>> START PROVIDED RECORDS

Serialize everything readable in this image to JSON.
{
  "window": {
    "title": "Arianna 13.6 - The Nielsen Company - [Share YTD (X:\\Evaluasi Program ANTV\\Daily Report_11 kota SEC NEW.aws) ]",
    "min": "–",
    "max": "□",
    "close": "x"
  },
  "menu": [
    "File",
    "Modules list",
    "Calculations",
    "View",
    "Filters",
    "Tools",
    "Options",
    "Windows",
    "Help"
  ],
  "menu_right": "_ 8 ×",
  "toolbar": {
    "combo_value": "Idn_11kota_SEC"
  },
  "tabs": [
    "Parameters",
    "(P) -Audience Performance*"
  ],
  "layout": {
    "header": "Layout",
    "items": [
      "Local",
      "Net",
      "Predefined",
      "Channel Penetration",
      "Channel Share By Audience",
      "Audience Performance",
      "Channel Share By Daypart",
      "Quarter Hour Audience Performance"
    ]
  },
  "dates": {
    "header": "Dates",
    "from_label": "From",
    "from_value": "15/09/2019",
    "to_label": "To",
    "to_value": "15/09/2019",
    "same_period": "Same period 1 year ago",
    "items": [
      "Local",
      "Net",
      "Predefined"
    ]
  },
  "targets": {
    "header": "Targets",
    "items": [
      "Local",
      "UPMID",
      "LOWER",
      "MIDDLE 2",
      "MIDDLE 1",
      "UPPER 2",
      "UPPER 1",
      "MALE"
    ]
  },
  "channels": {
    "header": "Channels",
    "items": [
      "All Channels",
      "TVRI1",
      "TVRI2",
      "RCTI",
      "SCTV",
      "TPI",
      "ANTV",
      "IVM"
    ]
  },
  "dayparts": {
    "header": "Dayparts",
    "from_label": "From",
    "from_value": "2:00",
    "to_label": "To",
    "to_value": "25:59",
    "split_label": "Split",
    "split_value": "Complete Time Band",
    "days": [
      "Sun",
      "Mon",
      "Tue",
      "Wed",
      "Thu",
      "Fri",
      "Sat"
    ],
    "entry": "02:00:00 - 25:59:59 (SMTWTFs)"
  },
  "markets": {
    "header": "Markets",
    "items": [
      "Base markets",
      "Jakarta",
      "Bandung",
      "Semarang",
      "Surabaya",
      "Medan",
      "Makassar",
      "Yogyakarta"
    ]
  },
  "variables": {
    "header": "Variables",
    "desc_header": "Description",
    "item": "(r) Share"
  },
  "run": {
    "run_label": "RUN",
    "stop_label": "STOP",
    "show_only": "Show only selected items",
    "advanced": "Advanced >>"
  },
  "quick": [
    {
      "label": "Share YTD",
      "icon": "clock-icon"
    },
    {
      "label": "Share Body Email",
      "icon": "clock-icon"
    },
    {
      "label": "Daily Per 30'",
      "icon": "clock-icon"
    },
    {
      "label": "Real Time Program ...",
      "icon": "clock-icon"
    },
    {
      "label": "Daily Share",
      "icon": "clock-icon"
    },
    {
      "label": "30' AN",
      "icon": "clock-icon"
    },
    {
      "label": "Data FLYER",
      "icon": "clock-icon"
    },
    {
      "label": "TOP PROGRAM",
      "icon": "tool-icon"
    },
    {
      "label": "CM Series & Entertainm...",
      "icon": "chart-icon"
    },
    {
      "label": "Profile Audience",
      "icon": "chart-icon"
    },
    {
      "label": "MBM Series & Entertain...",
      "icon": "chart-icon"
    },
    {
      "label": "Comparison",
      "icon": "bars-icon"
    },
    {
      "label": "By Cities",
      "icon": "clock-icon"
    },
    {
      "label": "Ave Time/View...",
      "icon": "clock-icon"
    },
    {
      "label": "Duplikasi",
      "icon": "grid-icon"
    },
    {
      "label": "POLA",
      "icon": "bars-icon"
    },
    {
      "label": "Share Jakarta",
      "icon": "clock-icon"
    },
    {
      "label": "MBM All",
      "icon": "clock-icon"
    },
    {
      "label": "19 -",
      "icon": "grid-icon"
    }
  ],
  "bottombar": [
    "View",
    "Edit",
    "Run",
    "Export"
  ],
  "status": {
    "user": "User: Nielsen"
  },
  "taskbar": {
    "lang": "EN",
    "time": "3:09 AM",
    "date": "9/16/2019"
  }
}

>> END PROVIDED RECORDS
>> START PROVIDED RECORDS

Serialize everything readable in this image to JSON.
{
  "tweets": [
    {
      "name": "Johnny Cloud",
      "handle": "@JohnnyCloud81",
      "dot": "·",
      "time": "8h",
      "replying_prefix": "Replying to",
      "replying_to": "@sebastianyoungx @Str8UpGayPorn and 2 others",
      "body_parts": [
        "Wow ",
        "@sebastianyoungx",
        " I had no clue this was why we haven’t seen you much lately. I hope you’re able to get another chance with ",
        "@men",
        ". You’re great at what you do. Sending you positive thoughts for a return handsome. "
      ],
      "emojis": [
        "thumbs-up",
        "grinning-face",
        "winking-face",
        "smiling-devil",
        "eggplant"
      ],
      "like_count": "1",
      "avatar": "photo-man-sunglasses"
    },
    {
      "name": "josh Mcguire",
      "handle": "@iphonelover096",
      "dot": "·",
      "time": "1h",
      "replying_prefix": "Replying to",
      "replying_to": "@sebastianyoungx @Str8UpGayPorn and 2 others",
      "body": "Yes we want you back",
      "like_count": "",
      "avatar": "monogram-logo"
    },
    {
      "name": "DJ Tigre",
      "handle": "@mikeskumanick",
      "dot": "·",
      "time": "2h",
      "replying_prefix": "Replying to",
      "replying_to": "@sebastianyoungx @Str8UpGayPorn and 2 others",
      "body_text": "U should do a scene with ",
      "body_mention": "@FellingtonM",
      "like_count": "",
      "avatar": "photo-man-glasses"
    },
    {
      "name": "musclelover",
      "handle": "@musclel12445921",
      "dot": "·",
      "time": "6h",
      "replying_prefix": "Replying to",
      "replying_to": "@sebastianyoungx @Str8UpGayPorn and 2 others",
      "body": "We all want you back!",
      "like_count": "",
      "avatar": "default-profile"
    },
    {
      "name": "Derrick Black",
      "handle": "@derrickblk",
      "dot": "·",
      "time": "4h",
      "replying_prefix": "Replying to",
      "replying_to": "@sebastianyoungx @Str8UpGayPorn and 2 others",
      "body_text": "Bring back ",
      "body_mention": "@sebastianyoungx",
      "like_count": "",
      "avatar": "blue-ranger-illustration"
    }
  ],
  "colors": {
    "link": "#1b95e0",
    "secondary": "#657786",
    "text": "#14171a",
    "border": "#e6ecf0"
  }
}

>> END PROVIDED RECORDS
>> START PROVIDED RECORDS

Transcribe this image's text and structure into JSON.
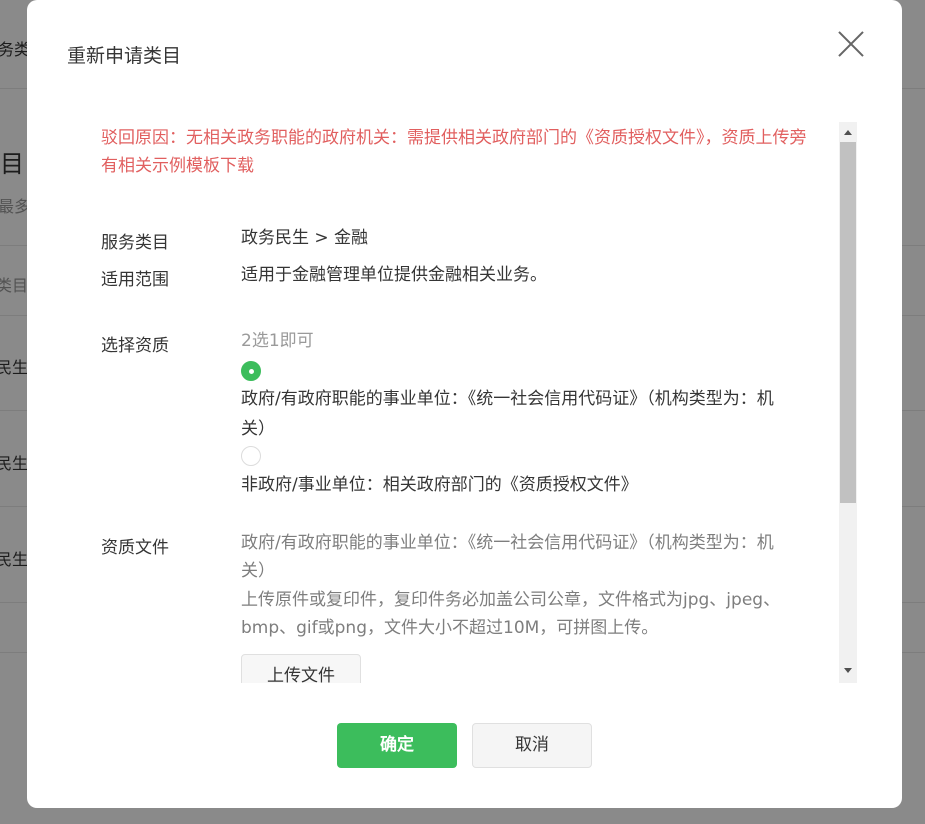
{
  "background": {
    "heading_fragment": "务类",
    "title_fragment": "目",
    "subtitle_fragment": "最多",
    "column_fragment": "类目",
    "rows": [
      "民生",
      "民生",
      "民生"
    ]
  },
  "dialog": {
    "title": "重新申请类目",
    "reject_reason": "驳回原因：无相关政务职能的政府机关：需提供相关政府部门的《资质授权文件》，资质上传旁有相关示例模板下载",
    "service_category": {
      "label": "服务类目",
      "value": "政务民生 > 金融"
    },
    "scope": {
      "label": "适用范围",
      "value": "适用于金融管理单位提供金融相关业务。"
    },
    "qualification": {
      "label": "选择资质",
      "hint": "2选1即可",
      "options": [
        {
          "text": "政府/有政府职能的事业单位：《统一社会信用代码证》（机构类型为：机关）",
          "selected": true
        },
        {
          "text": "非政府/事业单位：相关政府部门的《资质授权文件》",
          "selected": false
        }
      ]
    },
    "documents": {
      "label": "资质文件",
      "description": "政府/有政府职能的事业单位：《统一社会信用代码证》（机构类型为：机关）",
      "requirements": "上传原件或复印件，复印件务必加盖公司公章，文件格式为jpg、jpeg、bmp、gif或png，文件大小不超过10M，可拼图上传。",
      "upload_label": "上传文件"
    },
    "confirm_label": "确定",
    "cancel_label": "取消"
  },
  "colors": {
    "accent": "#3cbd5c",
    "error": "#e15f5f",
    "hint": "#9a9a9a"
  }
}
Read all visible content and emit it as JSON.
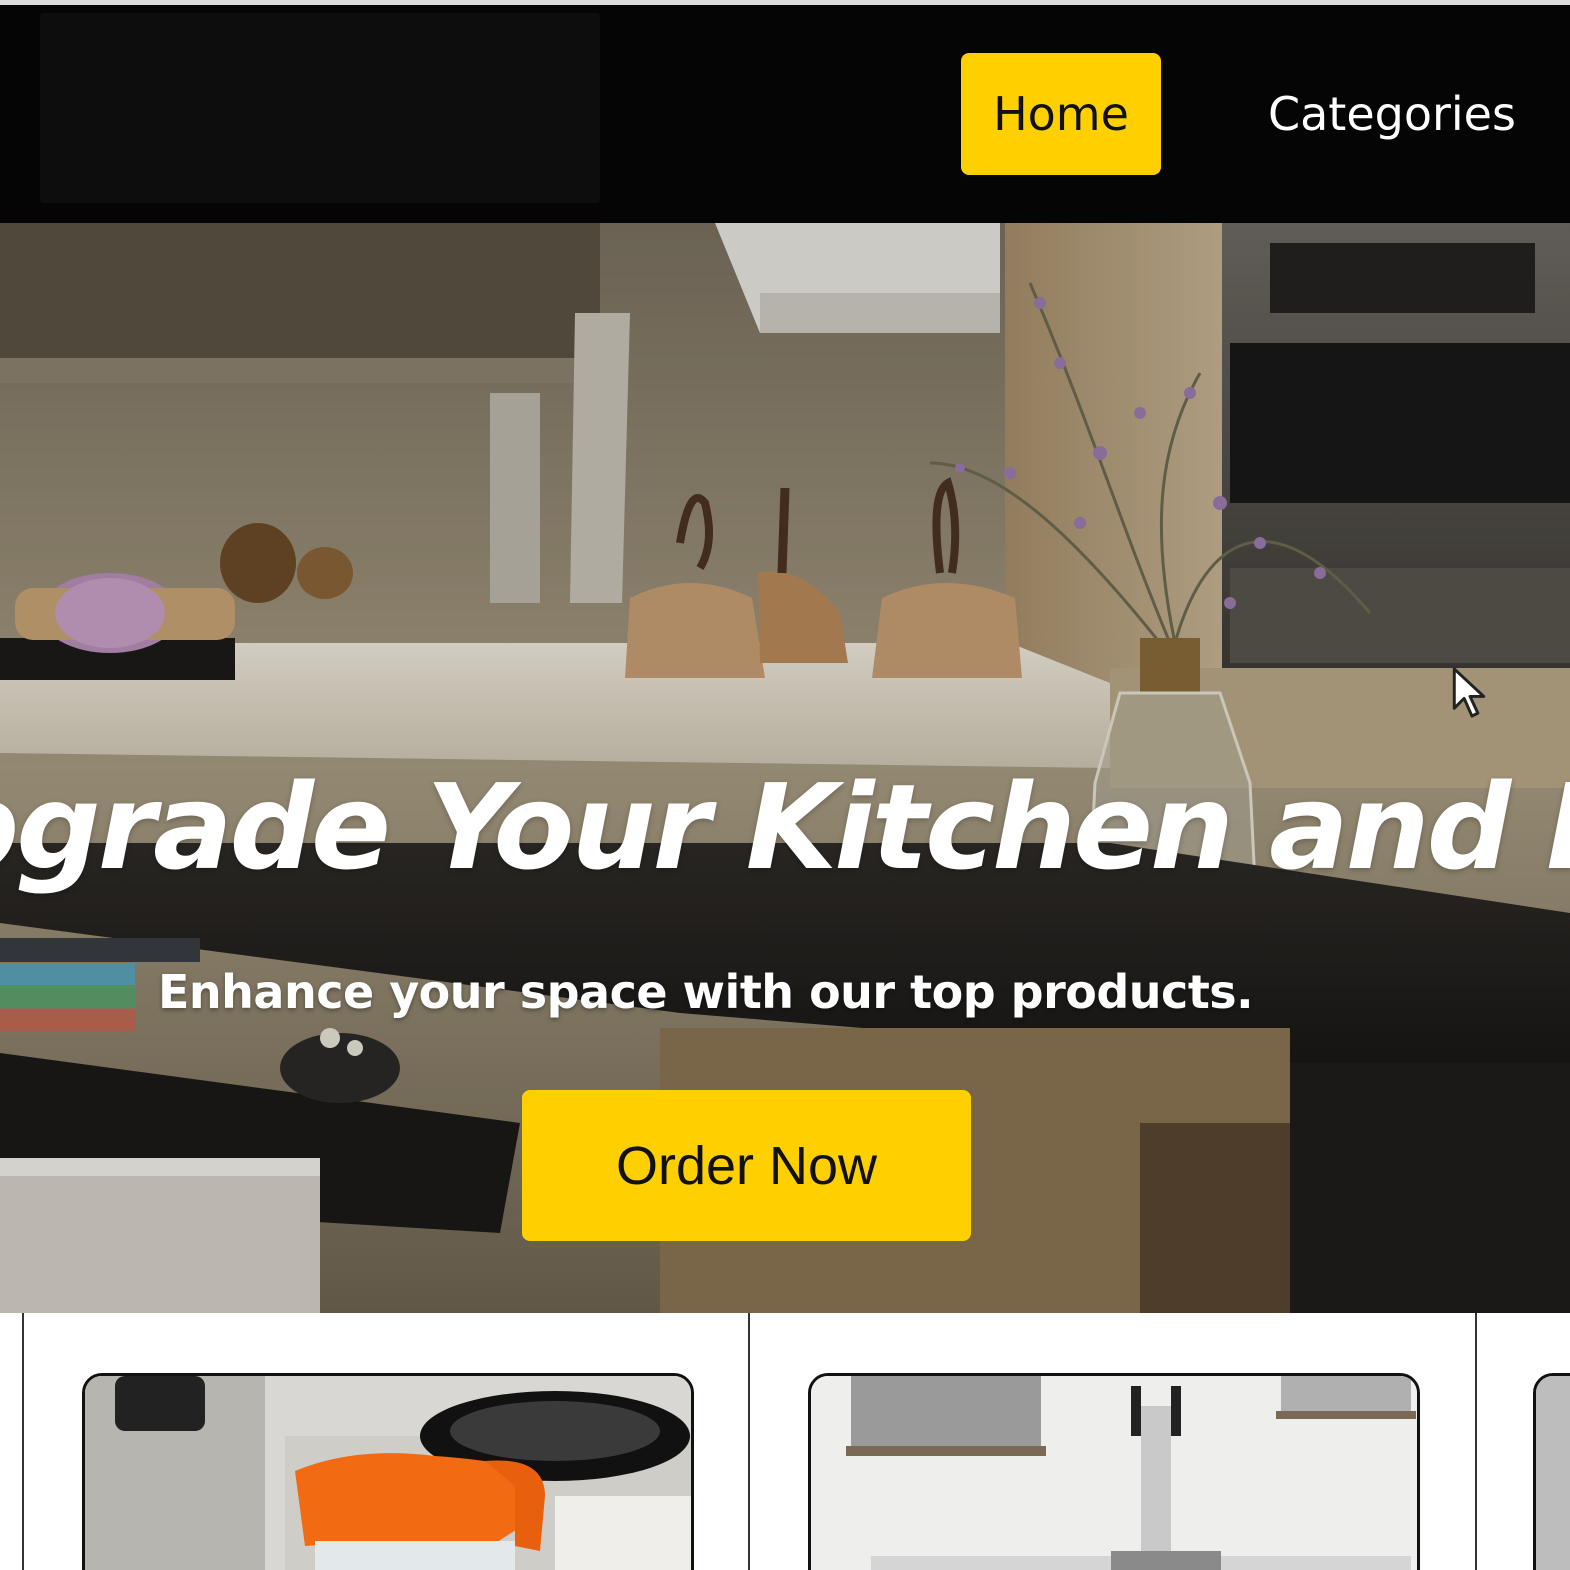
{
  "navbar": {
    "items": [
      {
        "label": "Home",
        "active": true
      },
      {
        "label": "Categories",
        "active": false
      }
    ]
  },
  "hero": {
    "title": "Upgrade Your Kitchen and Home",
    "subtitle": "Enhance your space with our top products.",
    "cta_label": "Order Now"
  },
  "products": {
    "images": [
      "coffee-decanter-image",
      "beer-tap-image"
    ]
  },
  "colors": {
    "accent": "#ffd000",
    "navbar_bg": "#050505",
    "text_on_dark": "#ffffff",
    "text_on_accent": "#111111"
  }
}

>> END PROVIDED RECORDS

▶ [SHORT EXERCISE] Tell how many lines in the material above include the word "avatar", giving the number only.

▶ [CORRECT RESULT] 5